*Instructions for the task*:
Pick out each line containing the string "true" and copy it.

══ Information supplied ══

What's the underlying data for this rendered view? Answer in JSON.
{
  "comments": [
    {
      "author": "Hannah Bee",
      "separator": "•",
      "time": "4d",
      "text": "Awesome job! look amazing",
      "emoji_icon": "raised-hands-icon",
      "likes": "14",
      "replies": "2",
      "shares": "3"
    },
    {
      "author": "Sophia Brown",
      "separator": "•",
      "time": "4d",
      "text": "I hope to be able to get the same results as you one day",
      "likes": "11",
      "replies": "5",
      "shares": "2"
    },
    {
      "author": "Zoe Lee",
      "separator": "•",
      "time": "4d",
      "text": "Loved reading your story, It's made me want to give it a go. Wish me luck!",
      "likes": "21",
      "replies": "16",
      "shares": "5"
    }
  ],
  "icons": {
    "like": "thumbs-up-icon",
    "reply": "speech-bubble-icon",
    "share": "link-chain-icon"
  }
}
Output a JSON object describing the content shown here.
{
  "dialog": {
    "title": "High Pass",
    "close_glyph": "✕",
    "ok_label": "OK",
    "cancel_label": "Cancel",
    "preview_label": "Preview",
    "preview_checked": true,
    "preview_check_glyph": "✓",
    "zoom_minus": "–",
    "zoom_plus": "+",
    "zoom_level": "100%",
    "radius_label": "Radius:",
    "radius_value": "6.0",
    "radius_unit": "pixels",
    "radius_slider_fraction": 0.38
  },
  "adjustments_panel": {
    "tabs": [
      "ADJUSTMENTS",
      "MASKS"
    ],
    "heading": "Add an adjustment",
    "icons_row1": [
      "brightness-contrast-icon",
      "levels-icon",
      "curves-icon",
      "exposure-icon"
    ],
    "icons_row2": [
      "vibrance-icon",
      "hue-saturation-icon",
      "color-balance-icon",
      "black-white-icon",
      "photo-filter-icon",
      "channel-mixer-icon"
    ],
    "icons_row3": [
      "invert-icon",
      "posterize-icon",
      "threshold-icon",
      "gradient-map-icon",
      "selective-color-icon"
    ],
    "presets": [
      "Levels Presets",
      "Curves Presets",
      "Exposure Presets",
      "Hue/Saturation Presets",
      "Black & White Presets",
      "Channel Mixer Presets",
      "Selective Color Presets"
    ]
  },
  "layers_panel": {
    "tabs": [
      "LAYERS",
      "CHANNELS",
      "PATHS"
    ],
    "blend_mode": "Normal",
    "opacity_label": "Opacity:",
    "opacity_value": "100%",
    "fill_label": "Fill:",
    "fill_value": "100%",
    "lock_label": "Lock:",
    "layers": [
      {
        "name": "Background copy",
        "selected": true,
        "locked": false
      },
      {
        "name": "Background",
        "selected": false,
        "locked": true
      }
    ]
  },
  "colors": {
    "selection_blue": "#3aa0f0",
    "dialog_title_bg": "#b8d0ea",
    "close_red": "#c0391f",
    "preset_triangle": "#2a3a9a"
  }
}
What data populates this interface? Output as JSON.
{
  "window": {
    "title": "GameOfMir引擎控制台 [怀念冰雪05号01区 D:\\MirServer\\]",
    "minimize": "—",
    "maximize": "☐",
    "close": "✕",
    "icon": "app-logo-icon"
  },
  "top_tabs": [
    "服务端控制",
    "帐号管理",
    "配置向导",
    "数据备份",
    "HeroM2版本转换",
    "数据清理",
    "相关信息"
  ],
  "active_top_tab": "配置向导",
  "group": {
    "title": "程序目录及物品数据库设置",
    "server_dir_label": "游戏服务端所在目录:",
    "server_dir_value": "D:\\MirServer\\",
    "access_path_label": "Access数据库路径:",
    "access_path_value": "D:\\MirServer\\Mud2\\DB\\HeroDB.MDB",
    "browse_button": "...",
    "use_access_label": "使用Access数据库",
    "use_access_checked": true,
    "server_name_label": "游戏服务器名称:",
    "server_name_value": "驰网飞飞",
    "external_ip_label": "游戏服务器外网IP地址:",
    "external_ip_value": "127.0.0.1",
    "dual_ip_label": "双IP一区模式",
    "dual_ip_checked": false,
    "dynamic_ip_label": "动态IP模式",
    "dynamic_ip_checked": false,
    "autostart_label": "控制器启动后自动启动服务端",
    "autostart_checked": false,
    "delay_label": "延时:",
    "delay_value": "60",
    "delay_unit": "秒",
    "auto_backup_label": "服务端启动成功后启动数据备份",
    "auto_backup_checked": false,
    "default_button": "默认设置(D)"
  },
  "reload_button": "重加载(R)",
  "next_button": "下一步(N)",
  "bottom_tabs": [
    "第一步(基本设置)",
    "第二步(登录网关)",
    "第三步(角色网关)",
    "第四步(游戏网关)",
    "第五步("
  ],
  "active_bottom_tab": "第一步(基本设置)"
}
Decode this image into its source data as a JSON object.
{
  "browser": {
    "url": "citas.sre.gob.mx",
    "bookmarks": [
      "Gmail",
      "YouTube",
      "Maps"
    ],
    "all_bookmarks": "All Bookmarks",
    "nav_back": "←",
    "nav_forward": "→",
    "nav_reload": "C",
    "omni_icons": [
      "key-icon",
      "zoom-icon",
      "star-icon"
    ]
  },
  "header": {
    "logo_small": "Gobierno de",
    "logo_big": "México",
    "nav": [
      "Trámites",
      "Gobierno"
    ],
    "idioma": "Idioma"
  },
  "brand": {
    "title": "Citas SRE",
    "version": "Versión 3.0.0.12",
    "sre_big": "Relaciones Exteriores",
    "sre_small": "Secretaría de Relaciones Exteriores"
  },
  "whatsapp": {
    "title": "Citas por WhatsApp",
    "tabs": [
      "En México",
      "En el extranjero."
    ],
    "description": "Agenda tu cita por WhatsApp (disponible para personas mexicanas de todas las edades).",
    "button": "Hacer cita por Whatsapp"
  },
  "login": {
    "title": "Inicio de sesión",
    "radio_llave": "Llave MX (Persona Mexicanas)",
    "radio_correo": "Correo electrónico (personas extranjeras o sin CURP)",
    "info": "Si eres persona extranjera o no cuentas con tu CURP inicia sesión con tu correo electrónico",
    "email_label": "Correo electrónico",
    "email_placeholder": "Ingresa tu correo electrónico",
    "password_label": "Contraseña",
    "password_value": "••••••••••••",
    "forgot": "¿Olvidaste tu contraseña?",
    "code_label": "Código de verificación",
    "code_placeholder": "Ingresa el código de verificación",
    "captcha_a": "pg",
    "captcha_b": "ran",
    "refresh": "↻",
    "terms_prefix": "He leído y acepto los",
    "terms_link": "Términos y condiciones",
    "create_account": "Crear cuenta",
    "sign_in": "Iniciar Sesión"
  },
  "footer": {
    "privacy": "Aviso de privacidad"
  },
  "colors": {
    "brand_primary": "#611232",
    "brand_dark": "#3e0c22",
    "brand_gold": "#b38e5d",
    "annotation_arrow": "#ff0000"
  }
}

═══

*Task result*:
    "preview_checked": true,
        "selected": true,
        "locked": true
    "use_access_checked": true,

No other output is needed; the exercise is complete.